Given problem: Give the number of lines containing "odczyt" in this listing, with no other words.

Exercise input:
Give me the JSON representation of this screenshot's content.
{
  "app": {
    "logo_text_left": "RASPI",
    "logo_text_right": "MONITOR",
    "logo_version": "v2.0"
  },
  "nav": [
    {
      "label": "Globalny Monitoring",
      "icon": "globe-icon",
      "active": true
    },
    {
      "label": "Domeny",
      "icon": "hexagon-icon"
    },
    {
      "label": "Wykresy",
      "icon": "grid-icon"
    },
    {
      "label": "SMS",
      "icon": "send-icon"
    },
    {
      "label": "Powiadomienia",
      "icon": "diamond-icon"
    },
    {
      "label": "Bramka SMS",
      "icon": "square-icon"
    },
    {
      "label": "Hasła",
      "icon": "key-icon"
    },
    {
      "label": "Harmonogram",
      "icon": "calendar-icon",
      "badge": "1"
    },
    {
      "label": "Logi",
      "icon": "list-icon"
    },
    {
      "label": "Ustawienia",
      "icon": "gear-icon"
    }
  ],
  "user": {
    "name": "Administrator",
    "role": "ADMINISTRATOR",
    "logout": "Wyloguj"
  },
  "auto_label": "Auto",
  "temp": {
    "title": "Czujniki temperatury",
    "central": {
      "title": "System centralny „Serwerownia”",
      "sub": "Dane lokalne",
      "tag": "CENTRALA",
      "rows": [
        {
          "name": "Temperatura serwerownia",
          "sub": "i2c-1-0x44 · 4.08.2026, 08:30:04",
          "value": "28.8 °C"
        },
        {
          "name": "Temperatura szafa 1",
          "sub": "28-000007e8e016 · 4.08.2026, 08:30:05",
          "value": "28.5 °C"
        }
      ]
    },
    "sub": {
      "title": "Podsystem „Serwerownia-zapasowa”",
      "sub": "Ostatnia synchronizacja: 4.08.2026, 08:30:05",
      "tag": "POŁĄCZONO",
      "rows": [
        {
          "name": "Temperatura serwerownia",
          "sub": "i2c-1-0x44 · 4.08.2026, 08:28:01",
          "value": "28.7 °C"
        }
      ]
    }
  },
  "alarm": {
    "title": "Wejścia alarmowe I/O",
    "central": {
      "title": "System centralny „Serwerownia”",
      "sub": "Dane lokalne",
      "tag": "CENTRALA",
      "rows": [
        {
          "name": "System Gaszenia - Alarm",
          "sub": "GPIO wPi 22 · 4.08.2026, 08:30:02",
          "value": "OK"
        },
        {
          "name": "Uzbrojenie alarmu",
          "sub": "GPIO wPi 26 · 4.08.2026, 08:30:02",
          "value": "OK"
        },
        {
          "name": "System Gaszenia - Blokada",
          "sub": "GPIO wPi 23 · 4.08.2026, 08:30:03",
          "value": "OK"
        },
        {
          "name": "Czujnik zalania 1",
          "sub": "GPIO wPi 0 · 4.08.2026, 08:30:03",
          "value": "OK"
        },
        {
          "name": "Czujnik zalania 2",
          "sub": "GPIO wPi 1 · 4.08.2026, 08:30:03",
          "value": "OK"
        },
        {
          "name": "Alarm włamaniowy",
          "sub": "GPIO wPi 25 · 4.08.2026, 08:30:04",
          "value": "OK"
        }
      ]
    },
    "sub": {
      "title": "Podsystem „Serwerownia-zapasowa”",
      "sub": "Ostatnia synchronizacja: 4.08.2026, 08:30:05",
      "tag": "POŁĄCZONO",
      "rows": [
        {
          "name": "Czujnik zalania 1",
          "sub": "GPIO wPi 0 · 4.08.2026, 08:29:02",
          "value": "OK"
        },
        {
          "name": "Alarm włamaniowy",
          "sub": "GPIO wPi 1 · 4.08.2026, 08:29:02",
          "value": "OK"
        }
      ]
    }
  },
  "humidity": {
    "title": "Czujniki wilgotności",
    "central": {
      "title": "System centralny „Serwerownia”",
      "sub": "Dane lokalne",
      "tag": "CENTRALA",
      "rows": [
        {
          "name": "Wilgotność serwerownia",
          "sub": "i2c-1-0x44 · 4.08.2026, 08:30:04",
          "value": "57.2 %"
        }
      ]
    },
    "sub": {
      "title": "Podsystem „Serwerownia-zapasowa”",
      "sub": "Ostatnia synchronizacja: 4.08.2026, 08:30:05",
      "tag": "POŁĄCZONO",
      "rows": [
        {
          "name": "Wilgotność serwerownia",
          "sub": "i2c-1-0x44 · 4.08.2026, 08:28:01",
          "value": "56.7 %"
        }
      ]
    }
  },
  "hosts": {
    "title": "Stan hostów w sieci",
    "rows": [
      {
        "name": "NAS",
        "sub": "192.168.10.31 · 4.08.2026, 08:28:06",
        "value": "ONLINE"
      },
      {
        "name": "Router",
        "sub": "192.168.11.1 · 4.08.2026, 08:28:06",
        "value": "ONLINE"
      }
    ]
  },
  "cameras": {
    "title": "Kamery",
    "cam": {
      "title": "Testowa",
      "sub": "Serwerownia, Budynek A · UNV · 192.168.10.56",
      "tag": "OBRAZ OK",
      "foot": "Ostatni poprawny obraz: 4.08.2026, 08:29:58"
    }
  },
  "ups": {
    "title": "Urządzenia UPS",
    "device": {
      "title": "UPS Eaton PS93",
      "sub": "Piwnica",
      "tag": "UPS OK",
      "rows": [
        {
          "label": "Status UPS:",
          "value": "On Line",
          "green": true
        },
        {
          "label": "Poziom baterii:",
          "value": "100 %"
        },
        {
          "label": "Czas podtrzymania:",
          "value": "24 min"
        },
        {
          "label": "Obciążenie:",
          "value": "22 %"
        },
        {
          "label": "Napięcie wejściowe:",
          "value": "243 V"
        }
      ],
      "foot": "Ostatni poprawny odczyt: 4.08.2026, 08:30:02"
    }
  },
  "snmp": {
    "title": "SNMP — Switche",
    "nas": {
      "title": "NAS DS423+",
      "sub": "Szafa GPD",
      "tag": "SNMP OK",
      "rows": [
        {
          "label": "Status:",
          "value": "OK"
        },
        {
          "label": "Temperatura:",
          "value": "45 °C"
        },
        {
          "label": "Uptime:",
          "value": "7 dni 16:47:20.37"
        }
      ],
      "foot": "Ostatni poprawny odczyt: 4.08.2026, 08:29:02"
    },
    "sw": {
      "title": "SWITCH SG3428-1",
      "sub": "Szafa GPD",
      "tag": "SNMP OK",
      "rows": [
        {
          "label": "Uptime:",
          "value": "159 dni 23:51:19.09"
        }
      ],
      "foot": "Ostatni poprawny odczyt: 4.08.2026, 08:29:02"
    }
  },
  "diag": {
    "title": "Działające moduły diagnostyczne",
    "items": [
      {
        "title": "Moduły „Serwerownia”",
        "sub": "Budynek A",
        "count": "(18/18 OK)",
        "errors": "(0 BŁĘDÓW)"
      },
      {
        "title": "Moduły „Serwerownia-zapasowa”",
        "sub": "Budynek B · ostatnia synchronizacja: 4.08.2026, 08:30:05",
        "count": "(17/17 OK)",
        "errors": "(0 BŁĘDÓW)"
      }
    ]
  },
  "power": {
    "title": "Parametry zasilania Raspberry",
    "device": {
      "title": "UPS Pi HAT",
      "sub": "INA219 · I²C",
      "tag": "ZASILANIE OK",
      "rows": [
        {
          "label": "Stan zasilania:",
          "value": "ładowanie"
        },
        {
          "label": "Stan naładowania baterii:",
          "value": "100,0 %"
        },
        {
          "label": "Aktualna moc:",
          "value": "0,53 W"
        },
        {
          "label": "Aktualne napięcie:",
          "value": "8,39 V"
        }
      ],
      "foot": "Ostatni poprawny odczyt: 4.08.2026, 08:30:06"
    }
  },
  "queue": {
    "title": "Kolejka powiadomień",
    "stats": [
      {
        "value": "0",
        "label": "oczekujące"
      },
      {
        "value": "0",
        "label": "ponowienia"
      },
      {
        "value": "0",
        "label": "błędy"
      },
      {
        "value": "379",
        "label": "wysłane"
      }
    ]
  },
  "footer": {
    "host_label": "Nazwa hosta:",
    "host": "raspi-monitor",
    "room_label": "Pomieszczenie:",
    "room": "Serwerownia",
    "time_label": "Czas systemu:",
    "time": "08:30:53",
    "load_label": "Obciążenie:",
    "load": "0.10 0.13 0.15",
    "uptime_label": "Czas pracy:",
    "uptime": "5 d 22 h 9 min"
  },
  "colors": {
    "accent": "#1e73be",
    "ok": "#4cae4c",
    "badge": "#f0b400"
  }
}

Result for this task: 4